> [WHAT THE TASK REQUIRES]:
Take the material and output all of it exactly.

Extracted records
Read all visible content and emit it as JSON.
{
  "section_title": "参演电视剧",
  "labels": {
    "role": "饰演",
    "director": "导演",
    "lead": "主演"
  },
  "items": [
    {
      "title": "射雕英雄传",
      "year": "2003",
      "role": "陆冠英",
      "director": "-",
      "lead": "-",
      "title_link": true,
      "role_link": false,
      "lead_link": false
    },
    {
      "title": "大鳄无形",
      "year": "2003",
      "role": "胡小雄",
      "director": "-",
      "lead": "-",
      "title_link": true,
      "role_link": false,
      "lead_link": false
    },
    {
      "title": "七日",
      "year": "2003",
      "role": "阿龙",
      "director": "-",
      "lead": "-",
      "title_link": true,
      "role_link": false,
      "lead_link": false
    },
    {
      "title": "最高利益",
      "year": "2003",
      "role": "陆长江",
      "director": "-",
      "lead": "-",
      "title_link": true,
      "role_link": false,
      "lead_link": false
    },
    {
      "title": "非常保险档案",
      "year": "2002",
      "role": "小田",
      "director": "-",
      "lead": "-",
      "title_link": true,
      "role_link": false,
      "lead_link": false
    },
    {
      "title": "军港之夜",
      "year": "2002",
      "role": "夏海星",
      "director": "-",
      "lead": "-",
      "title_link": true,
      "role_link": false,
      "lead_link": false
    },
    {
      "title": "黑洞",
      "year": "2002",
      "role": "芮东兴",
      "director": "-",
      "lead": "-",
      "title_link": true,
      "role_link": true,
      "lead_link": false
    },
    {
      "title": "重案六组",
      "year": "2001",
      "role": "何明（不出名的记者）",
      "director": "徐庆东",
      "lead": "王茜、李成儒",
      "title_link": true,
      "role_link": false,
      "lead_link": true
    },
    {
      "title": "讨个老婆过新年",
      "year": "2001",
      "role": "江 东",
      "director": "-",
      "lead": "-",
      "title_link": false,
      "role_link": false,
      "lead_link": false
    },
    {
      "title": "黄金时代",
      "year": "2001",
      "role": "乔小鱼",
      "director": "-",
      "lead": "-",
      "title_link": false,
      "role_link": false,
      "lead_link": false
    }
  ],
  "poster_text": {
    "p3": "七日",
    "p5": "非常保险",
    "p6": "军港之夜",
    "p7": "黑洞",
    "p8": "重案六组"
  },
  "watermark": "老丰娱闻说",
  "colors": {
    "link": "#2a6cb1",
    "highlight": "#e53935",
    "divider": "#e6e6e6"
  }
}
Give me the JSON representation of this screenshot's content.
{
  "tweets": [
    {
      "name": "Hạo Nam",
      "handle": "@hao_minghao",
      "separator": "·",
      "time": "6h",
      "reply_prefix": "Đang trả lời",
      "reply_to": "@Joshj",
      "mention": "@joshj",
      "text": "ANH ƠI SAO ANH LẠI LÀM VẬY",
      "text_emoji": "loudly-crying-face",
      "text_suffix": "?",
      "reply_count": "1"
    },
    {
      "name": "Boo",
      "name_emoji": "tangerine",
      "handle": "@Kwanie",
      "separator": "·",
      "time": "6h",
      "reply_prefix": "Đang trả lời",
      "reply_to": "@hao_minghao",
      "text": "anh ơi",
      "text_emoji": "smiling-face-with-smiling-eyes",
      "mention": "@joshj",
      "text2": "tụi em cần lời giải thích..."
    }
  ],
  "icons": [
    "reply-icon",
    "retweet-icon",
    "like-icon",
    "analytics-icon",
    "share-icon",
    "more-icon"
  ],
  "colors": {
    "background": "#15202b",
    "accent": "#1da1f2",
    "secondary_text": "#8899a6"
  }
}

> [ANSWER TO THE PROBLEM]:
Read all visible content and emit it as JSON.
{
  "section_title": "参演电视剧",
  "labels": {
    "role": "饰演",
    "director": "导演",
    "lead": "主演"
  },
  "items": [
    {
      "title": "射雕英雄传",
      "year": "2003",
      "role": "陆冠英",
      "director": "-",
      "lead": "-",
      "title_link": true,
      "role_link": false,
      "lead_link": false
    },
    {
      "title": "大鳄无形",
      "year": "2003",
      "role": "胡小雄",
      "director": "-",
      "lead": "-",
      "title_link": true,
      "role_link": false,
      "lead_link": false
    },
    {
      "title": "七日",
      "year": "2003",
      "role": "阿龙",
      "director": "-",
      "lead": "-",
      "title_link": true,
      "role_link": false,
      "lead_link": false
    },
    {
      "title": "最高利益",
      "year": "2003",
      "role": "陆长江",
      "director": "-",
      "lead": "-",
      "title_link": true,
      "role_link": false,
      "lead_link": false
    },
    {
      "title": "非常保险档案",
      "year": "2002",
      "role": "小田",
      "director": "-",
      "lead": "-",
      "title_link": true,
      "role_link": false,
      "lead_link": false
    },
    {
      "title": "军港之夜",
      "year": "2002",
      "role": "夏海星",
      "director": "-",
      "lead": "-",
      "title_link": true,
      "role_link": false,
      "lead_link": false
    },
    {
      "title": "黑洞",
      "year": "2002",
      "role": "芮东兴",
      "director": "-",
      "lead": "-",
      "title_link": true,
      "role_link": true,
      "lead_link": false
    },
    {
      "title": "重案六组",
      "year": "2001",
      "role": "何明（不出名的记者）",
      "director": "徐庆东",
      "lead": "王茜、李成儒",
      "title_link": true,
      "role_link": false,
      "lead_link": true
    },
    {
      "title": "讨个老婆过新年",
      "year": "2001",
      "role": "江 东",
      "director": "-",
      "lead": "-",
      "title_link": false,
      "role_link": false,
      "lead_link": false
    },
    {
      "title": "黄金时代",
      "year": "2001",
      "role": "乔小鱼",
      "director": "-",
      "lead": "-",
      "title_link": false,
      "role_link": false,
      "lead_link": false
    }
  ],
  "poster_text": {
    "p3": "七日",
    "p5": "非常保险",
    "p6": "军港之夜",
    "p7": "黑洞",
    "p8": "重案六组"
  },
  "watermark": "老丰娱闻说",
  "colors": {
    "link": "#2a6cb1",
    "highlight": "#e53935",
    "divider": "#e6e6e6"
  }
}
Give me the JSON representation of this screenshot's content.
{
  "tweets": [
    {
      "name": "Hạo Nam",
      "handle": "@hao_minghao",
      "separator": "·",
      "time": "6h",
      "reply_prefix": "Đang trả lời",
      "reply_to": "@Joshj",
      "mention": "@joshj",
      "text": "ANH ƠI SAO ANH LẠI LÀM VẬY",
      "text_emoji": "loudly-crying-face",
      "text_suffix": "?",
      "reply_count": "1"
    },
    {
      "name": "Boo",
      "name_emoji": "tangerine",
      "handle": "@Kwanie",
      "separator": "·",
      "time": "6h",
      "reply_prefix": "Đang trả lời",
      "reply_to": "@hao_minghao",
      "text": "anh ơi",
      "text_emoji": "smiling-face-with-smiling-eyes",
      "mention": "@joshj",
      "text2": "tụi em cần lời giải thích..."
    }
  ],
  "icons": [
    "reply-icon",
    "retweet-icon",
    "like-icon",
    "analytics-icon",
    "share-icon",
    "more-icon"
  ],
  "colors": {
    "background": "#15202b",
    "accent": "#1da1f2",
    "secondary_text": "#8899a6"
  }
}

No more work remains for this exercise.